■ EXERCISE OBJECTIVE ■
Only the lines from the one with "Parse this screenshot: output" to the last line belong in your answer; write them out exactly and drop the pictures.

■ Chart and figure data ■
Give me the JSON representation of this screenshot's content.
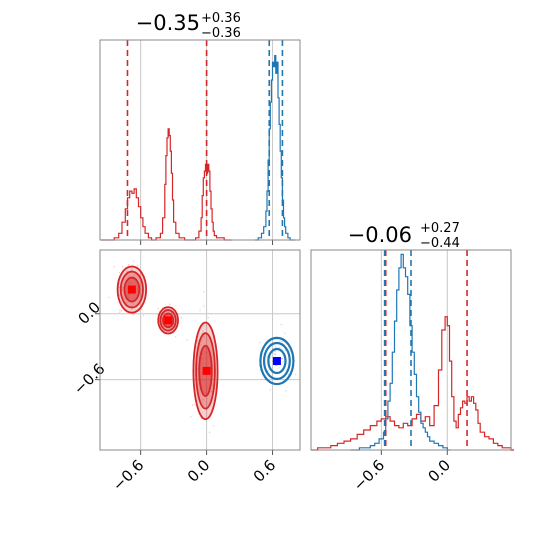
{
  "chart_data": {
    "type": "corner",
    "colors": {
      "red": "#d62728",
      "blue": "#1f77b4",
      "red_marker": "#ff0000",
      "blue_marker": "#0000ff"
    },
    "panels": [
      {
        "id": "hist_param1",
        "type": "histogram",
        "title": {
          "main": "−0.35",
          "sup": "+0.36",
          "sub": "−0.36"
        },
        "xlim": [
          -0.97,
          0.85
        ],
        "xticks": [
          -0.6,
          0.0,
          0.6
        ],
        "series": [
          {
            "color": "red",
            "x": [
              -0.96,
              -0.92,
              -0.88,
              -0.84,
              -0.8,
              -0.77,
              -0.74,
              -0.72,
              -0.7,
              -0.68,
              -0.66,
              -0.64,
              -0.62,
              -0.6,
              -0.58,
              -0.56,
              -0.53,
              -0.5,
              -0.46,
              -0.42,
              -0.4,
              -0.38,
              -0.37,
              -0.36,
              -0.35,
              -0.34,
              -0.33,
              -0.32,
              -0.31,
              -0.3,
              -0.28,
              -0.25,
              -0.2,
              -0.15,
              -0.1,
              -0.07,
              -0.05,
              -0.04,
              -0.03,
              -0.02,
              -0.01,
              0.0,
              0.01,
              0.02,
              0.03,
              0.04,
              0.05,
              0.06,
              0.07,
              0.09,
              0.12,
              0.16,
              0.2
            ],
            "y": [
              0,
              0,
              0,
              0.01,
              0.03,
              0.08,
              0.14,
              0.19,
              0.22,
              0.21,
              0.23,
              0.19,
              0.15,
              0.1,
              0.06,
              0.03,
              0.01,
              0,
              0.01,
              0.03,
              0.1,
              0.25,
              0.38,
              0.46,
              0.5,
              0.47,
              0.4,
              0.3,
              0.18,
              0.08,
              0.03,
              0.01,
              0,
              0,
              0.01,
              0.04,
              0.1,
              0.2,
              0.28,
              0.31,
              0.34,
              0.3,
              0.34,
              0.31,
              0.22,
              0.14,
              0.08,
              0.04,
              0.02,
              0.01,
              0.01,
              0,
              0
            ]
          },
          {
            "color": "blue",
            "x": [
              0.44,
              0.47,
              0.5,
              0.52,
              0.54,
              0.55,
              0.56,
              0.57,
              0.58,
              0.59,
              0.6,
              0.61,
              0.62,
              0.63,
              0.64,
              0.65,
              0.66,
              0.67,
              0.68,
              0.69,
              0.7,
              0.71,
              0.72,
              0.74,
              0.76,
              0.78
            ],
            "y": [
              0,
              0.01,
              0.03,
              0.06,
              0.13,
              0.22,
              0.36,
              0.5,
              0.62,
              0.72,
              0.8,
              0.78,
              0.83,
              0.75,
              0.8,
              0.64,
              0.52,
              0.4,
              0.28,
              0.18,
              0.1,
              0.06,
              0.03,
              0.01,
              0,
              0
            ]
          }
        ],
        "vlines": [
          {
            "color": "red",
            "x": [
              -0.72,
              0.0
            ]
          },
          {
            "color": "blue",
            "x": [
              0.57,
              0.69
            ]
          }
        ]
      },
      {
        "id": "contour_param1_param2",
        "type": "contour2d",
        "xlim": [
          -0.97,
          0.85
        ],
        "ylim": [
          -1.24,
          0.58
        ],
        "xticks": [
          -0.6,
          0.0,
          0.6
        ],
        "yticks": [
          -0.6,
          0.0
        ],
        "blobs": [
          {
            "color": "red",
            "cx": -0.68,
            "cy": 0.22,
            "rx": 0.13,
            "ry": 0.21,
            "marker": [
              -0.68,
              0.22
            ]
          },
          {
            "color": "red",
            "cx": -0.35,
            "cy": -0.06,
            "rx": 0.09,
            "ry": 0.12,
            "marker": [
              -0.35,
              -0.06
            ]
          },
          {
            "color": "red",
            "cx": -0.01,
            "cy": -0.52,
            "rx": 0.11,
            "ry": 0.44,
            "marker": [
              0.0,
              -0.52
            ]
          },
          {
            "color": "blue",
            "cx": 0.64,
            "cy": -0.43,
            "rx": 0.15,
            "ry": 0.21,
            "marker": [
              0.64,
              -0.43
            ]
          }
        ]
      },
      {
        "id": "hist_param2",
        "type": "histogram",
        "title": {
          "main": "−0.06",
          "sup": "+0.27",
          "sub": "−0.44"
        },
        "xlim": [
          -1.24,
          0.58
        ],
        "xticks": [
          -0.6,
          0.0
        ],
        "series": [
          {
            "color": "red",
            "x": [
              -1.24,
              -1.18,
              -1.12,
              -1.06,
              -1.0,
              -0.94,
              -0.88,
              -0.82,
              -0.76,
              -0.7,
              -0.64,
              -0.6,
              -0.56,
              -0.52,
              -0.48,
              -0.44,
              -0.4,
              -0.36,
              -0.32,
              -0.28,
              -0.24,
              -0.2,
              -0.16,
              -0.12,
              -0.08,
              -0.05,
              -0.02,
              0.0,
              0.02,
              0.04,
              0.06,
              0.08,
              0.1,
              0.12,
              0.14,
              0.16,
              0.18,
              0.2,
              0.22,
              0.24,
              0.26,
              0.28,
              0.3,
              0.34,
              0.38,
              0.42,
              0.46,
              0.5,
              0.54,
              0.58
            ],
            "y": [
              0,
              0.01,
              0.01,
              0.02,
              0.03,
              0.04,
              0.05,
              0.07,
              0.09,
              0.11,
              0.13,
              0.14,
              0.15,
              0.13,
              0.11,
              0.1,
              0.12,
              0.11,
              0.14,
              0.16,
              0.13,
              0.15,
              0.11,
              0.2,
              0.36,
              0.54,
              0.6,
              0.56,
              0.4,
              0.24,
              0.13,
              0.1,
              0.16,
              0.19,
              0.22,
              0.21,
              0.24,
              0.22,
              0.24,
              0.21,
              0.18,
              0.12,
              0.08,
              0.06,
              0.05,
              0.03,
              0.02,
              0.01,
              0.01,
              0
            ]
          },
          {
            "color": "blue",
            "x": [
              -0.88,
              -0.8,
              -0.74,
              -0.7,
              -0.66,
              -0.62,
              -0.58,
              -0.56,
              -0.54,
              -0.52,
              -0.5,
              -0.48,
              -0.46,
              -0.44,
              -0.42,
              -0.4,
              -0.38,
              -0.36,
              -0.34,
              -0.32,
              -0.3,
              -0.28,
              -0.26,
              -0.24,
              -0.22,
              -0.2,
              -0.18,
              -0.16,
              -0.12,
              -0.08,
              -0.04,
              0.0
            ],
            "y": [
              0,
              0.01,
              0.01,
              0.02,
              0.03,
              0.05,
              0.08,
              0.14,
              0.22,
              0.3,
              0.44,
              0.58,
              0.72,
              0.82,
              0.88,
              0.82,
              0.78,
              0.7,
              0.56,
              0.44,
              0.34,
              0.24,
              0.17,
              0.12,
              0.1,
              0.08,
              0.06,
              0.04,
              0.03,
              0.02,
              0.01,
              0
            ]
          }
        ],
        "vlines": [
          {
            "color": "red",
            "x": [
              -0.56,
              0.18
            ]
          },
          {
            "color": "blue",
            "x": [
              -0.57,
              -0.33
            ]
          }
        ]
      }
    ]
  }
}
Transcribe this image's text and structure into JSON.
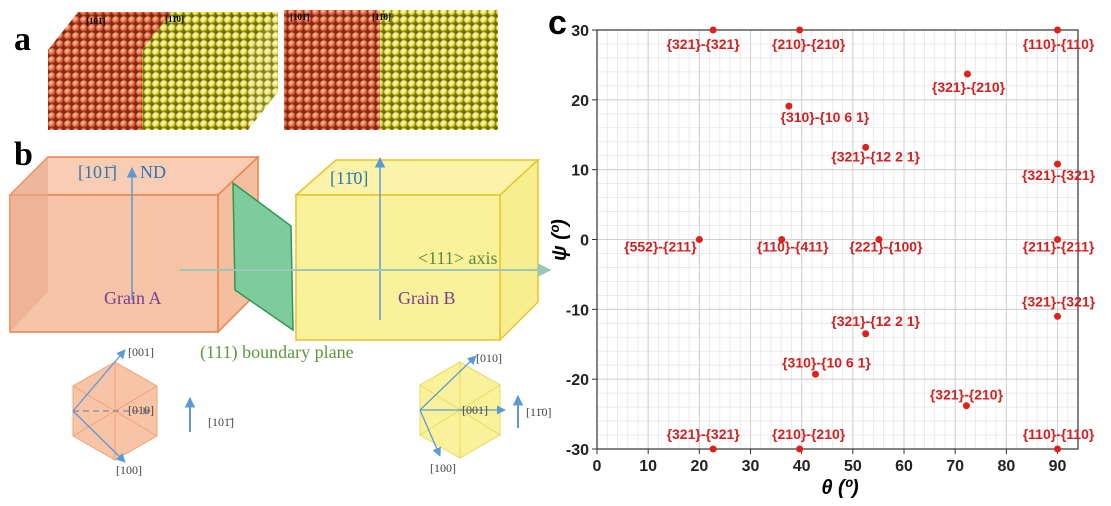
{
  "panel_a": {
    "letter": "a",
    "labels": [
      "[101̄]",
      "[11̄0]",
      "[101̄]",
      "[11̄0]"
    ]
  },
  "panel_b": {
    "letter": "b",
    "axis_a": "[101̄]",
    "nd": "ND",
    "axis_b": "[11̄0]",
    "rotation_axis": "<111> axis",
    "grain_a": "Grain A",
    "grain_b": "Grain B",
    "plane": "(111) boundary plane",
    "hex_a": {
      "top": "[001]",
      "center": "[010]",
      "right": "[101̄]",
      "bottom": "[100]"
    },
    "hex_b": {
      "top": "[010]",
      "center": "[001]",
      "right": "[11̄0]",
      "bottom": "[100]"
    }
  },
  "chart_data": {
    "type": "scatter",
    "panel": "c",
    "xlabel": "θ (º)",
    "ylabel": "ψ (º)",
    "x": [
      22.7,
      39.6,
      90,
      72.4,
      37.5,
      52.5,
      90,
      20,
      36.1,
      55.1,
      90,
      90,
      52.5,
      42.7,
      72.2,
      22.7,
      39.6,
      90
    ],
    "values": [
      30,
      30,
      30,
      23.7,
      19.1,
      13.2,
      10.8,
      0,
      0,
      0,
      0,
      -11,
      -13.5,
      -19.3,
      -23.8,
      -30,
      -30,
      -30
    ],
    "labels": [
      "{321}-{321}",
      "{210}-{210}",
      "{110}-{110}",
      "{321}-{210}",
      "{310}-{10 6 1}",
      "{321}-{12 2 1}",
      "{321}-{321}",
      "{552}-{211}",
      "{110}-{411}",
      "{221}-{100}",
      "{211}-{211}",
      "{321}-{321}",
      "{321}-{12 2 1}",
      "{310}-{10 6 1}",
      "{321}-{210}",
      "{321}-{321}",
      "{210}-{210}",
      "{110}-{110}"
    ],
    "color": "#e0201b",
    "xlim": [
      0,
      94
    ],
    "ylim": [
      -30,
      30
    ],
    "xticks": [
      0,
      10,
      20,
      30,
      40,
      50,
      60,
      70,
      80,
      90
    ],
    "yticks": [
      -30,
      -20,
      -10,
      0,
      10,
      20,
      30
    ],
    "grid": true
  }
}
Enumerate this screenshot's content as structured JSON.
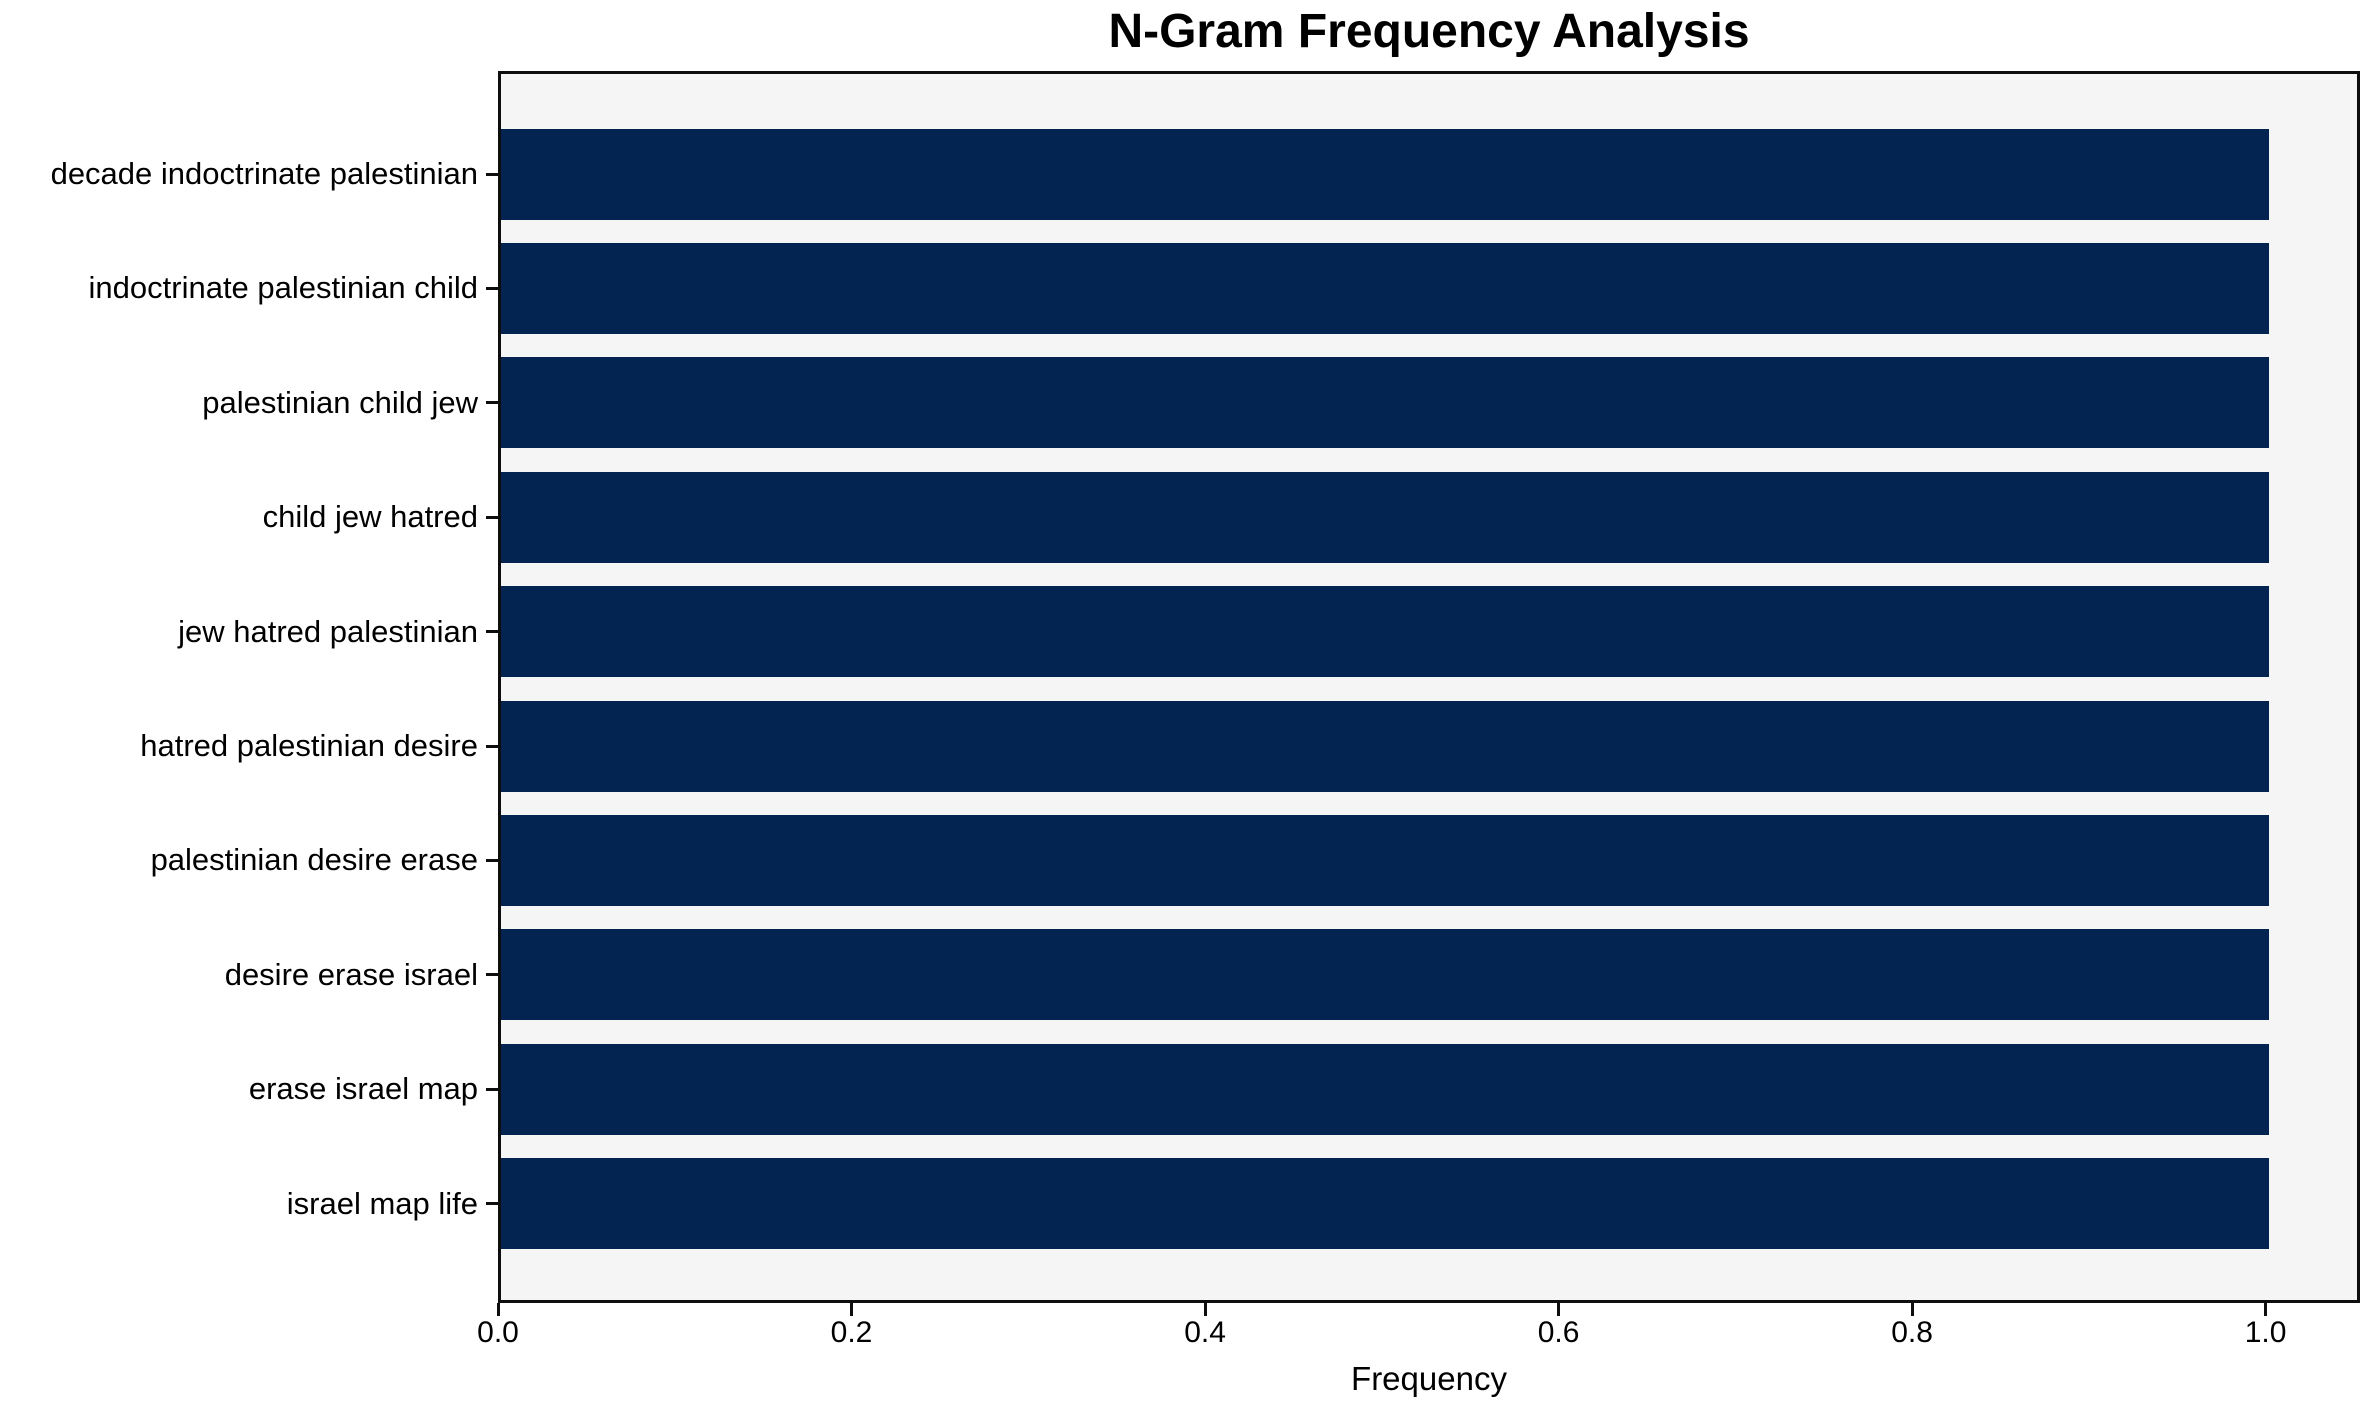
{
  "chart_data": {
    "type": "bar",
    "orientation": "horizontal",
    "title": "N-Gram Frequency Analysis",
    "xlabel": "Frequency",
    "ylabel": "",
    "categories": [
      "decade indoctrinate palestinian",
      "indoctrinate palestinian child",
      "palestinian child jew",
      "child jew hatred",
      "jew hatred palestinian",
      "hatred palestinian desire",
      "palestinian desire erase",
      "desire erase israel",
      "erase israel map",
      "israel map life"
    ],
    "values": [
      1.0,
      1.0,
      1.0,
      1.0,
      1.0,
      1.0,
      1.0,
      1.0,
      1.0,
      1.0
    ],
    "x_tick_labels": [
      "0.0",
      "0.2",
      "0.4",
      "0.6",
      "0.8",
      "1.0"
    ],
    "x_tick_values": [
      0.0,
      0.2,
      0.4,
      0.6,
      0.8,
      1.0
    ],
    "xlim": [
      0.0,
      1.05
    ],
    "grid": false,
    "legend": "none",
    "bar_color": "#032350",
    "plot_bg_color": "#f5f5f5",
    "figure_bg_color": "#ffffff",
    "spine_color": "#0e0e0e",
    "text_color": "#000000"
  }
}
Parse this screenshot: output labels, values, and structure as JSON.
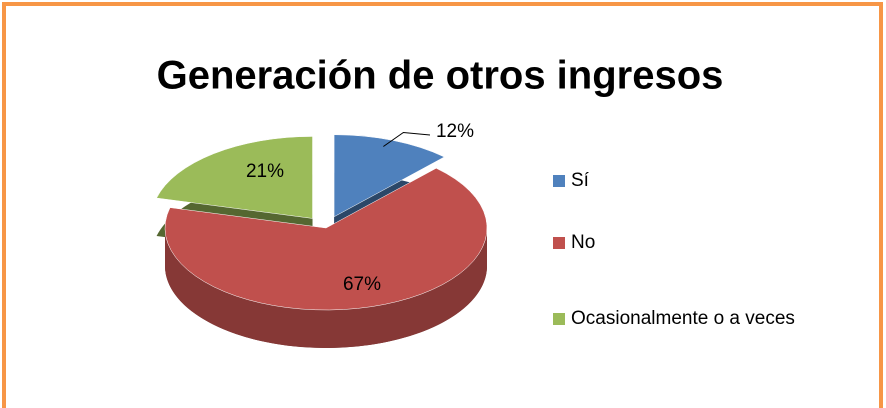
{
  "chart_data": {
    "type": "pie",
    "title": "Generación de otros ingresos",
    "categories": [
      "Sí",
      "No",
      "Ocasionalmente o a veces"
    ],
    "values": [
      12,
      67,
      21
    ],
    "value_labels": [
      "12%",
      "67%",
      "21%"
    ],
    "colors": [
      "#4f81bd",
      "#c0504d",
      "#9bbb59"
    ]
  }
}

■ RESULT OF THE EXERCISE ■
Parse this screenshot: output labels, values, and structure as JSON.
{
  "chart_data": {
    "type": "pie",
    "title": "Generación de otros ingresos",
    "categories": [
      "Sí",
      "No",
      "Ocasionalmente o a veces"
    ],
    "values": [
      12,
      67,
      21
    ],
    "value_labels": [
      "12%",
      "67%",
      "21%"
    ],
    "colors": [
      "#4f81bd",
      "#c0504d",
      "#9bbb59"
    ]
  }
}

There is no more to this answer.